Search the material below for the word "Tools". Copy every line that has it.
# start of TASK INPUT
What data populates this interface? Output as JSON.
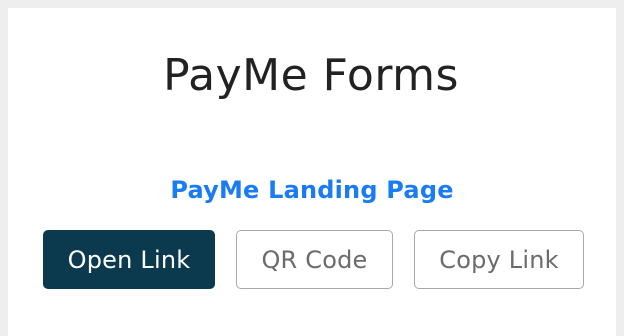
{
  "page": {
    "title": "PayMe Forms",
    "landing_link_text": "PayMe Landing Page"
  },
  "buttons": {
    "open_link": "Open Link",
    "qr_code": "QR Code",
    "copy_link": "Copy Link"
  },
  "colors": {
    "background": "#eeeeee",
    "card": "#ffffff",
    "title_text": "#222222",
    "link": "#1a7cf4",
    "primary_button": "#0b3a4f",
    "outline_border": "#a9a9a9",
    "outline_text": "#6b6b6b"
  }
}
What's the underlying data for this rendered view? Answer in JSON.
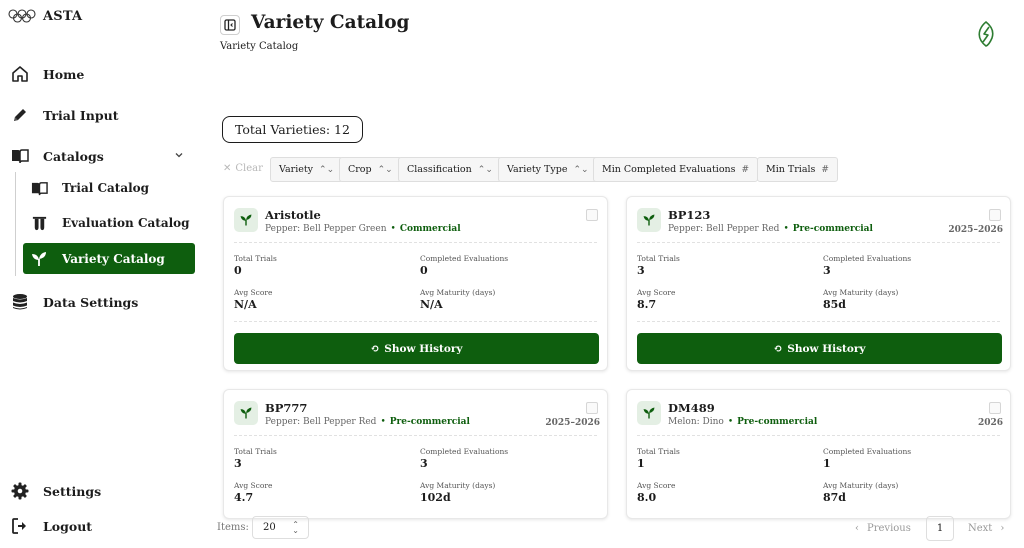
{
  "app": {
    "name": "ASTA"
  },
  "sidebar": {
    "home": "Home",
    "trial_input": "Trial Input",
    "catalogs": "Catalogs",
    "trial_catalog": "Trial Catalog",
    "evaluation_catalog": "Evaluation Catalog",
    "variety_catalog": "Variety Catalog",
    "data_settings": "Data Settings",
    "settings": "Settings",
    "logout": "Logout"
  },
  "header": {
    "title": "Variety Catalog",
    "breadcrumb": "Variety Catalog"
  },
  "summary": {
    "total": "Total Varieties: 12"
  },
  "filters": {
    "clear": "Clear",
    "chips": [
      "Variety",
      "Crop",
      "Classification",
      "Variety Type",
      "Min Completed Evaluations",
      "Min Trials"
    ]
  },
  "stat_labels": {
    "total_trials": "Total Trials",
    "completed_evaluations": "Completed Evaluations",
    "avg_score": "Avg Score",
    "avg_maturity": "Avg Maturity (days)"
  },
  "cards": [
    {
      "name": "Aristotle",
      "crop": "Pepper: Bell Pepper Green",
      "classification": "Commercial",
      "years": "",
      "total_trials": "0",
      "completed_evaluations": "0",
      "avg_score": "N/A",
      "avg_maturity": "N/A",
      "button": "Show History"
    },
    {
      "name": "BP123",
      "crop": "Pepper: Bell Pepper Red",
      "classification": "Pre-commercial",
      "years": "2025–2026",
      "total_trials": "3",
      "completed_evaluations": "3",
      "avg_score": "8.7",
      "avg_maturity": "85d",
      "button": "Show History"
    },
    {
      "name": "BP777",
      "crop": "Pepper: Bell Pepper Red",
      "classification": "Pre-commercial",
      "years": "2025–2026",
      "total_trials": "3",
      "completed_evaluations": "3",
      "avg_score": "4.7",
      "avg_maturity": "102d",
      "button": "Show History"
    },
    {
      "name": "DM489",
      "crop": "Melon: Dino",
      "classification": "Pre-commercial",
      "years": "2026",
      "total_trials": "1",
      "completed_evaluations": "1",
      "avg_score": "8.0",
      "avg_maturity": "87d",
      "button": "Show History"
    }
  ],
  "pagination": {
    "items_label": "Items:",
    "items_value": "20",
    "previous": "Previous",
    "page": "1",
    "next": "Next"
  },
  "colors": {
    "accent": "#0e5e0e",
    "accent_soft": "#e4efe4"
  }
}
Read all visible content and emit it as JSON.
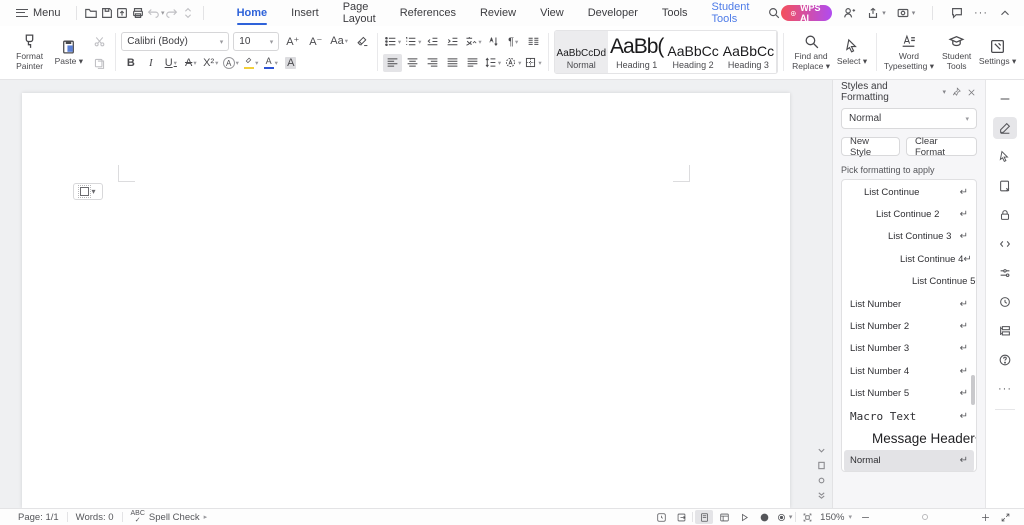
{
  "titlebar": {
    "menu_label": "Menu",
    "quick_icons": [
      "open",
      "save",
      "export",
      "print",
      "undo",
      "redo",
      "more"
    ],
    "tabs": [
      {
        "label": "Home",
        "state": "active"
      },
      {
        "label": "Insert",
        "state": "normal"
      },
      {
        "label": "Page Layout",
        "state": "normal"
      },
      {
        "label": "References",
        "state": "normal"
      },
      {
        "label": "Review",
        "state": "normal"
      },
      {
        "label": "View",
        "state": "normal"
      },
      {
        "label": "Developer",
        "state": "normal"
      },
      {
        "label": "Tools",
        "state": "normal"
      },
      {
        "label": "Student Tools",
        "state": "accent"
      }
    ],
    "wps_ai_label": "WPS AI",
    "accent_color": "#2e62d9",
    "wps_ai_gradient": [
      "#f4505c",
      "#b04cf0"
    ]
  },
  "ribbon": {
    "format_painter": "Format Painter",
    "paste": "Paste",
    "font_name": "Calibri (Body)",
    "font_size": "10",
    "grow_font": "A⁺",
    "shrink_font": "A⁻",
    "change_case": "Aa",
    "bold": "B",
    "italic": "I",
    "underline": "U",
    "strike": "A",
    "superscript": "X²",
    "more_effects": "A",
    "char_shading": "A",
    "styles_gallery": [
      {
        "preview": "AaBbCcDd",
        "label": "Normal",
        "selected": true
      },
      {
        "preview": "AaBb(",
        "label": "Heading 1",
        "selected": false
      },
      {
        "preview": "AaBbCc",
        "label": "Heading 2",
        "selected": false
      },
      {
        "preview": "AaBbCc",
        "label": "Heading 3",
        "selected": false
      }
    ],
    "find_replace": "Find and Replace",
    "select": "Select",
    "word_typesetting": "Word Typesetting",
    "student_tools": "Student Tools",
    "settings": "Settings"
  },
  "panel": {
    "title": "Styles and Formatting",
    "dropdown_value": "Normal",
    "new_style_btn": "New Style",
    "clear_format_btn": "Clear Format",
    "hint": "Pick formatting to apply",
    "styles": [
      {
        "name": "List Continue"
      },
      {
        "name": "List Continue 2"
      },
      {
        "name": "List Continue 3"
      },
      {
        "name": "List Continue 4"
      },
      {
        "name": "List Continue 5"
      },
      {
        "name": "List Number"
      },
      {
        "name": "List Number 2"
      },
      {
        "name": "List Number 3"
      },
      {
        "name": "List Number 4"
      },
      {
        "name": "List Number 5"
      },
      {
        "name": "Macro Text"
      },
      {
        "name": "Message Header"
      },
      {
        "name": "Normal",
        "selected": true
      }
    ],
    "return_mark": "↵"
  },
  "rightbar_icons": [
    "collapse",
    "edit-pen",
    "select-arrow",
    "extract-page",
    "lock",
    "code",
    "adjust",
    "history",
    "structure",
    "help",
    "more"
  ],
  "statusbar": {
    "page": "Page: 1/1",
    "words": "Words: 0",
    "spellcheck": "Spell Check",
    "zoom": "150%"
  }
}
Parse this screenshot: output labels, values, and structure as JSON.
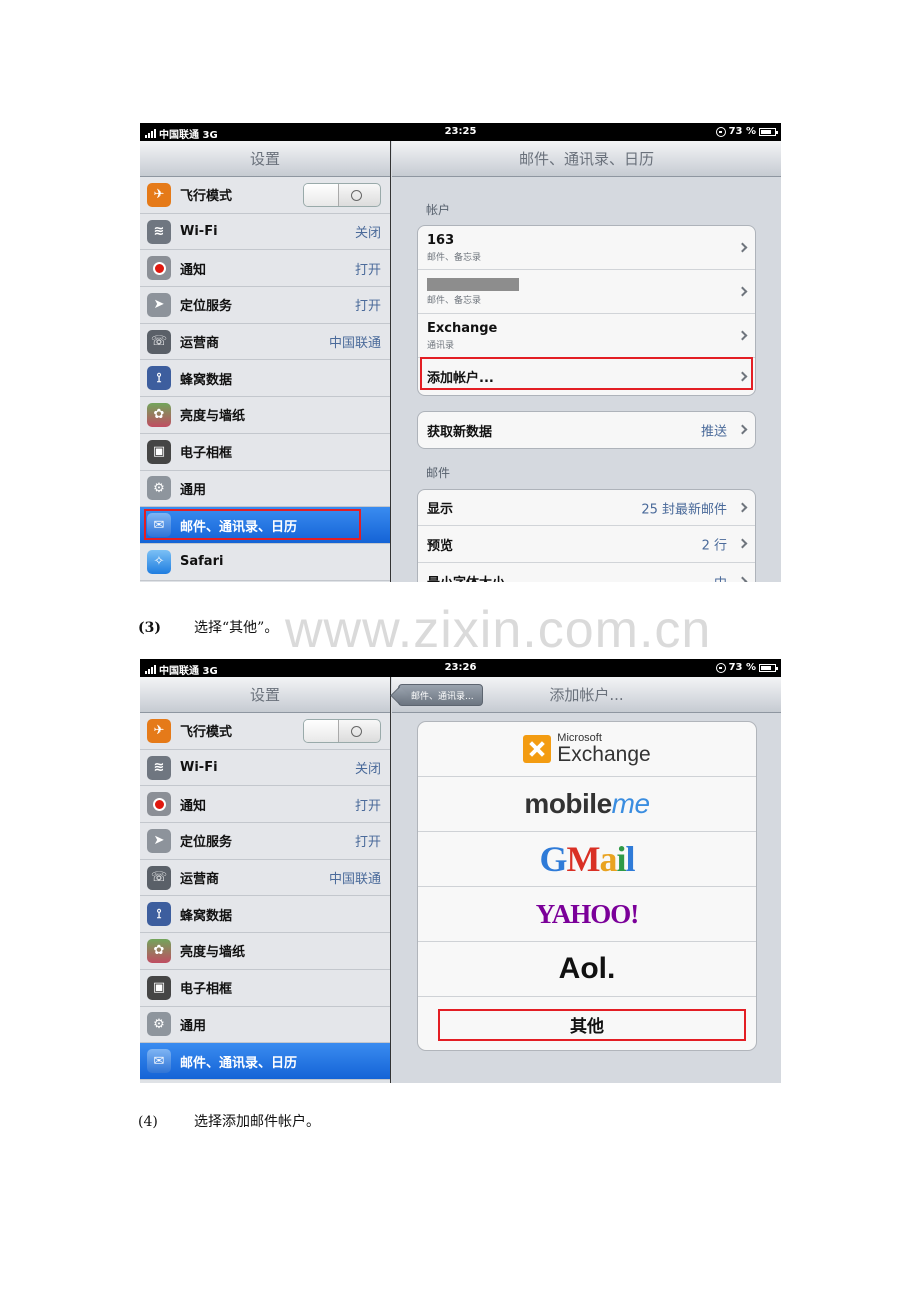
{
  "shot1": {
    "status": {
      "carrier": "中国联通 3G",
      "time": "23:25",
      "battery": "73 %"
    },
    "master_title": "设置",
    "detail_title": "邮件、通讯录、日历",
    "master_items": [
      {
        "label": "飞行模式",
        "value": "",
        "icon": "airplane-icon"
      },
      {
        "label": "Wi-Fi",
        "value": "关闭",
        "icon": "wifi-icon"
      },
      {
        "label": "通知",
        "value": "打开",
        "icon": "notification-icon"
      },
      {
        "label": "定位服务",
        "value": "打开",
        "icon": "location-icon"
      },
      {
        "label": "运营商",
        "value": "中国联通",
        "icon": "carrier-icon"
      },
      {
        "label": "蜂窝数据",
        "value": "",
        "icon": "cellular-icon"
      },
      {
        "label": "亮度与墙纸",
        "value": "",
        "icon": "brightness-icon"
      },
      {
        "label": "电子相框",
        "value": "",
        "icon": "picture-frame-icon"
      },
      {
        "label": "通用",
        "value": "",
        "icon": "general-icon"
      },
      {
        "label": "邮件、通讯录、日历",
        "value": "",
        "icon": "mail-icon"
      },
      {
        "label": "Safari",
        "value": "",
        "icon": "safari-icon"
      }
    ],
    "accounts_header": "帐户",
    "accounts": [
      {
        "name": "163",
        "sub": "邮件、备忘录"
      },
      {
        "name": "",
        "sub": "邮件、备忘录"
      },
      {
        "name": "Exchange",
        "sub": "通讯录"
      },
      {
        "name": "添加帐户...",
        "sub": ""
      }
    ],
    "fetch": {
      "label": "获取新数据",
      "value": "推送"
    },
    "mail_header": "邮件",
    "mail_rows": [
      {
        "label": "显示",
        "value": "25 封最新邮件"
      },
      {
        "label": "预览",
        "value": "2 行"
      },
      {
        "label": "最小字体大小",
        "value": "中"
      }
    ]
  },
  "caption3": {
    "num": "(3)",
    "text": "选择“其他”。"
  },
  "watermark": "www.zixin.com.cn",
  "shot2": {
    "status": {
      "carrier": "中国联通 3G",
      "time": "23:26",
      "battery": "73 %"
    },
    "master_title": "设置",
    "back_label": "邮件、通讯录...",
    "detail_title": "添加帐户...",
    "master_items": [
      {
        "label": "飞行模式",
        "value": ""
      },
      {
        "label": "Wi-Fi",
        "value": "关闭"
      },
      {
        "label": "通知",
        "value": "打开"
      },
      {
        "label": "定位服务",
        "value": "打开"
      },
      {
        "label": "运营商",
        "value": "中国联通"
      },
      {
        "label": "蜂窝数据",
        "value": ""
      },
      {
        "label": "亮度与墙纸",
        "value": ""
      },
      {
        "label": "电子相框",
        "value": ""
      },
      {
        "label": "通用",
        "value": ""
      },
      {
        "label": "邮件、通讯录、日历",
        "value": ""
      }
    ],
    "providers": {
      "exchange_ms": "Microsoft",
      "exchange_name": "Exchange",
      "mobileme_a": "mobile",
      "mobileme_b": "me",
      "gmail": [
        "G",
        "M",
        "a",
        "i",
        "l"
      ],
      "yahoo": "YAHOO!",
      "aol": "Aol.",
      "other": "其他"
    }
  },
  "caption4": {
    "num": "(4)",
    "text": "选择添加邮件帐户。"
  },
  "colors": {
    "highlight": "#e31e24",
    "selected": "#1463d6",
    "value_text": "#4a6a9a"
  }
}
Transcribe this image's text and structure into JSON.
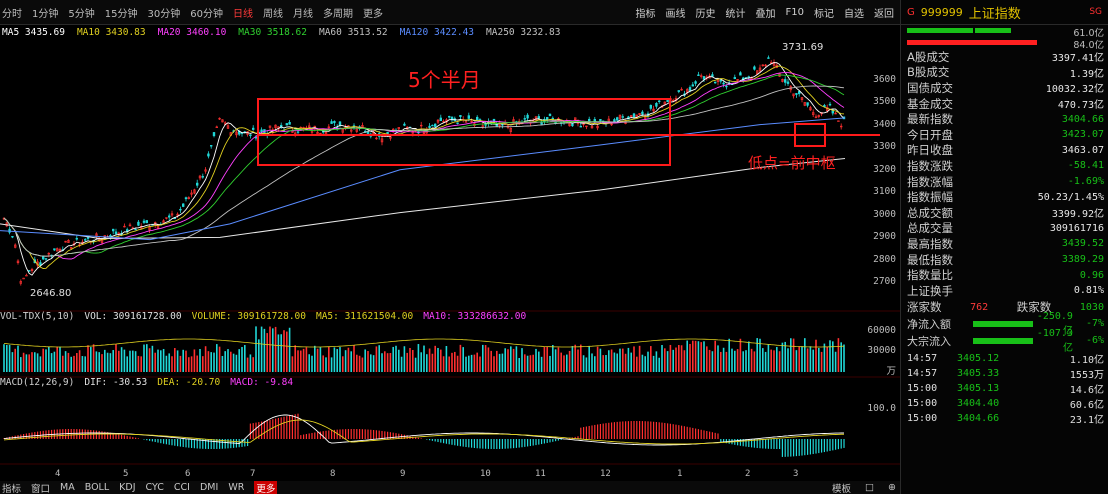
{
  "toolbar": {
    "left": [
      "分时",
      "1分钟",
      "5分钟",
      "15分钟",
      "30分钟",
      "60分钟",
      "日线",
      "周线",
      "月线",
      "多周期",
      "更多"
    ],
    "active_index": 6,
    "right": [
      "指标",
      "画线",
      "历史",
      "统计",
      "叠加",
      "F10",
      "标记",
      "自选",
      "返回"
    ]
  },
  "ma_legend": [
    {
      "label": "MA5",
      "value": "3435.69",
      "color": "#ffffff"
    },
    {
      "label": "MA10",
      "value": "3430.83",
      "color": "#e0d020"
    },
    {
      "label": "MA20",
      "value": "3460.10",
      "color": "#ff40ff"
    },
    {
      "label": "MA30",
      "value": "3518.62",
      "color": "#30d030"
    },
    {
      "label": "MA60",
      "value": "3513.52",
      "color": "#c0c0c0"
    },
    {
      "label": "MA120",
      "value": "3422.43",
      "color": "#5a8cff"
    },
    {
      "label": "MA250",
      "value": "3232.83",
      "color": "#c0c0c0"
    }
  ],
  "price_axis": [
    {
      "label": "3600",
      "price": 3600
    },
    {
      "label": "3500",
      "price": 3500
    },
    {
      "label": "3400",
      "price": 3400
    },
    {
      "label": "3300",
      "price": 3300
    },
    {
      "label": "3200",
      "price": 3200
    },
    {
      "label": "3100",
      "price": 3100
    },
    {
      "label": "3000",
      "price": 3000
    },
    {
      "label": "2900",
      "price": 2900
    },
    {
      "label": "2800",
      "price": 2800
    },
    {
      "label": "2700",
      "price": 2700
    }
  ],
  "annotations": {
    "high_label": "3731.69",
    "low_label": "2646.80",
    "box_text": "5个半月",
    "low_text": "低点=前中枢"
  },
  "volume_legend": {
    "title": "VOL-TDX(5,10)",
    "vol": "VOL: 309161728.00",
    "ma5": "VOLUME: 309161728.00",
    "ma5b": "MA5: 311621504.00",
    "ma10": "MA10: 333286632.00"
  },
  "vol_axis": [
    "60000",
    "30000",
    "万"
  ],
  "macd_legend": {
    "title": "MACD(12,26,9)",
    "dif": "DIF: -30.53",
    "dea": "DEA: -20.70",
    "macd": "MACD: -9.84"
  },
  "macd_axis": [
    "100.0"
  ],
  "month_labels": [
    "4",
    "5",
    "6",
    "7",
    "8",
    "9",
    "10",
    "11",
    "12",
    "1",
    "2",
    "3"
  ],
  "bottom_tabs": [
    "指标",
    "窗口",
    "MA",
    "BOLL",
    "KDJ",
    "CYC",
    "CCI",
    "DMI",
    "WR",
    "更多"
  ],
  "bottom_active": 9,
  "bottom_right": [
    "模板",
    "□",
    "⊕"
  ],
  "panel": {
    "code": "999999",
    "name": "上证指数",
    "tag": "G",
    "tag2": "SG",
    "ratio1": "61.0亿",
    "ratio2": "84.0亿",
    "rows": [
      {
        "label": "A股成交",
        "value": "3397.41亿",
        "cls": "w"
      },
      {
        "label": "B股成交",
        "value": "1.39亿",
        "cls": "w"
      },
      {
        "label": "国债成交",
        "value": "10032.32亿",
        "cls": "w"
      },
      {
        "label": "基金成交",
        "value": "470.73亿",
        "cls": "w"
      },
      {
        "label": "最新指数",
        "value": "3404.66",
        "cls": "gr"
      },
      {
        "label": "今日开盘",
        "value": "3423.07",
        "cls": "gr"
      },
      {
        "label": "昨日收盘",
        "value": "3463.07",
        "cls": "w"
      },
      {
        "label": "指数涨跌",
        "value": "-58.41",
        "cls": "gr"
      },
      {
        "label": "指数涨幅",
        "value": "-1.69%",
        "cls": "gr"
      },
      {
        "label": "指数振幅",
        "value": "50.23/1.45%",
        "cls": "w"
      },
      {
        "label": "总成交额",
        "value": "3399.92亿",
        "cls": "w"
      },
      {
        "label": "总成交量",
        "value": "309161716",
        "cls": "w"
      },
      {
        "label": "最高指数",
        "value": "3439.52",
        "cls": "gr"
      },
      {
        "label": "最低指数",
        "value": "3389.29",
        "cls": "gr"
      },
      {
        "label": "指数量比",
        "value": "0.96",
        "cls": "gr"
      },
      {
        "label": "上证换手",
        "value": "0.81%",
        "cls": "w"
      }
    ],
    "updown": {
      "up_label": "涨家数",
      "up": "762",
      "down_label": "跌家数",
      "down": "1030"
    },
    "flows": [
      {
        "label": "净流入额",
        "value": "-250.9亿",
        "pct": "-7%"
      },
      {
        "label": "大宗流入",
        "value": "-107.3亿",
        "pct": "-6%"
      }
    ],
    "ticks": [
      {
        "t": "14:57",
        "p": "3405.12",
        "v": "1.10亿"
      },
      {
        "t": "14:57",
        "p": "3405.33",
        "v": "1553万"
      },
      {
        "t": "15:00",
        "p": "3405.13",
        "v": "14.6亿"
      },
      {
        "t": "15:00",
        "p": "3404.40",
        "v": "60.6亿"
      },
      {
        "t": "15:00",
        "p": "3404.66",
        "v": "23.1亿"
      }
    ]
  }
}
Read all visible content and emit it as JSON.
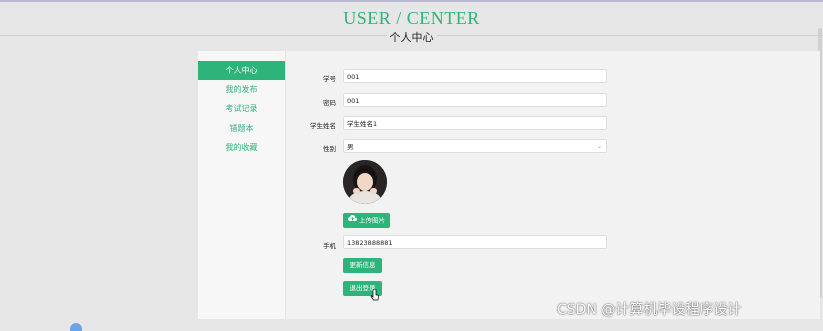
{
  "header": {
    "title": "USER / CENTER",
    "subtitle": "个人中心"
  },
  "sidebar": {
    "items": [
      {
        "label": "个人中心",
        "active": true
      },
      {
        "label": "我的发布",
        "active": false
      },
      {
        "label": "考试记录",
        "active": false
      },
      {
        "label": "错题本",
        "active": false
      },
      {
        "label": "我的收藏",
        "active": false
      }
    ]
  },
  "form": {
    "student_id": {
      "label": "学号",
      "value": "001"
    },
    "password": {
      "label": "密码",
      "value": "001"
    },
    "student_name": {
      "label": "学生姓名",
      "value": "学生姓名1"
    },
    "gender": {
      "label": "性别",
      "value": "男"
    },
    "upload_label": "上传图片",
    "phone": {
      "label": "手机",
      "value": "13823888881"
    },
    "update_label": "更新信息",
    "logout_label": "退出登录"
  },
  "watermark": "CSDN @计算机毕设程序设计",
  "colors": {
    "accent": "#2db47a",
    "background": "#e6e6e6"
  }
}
# end of TASK INPUT
§ IN RESPONSE
        "label": "Tools",
        "label": "Student Tools",
    "student_tools": "Student Tools",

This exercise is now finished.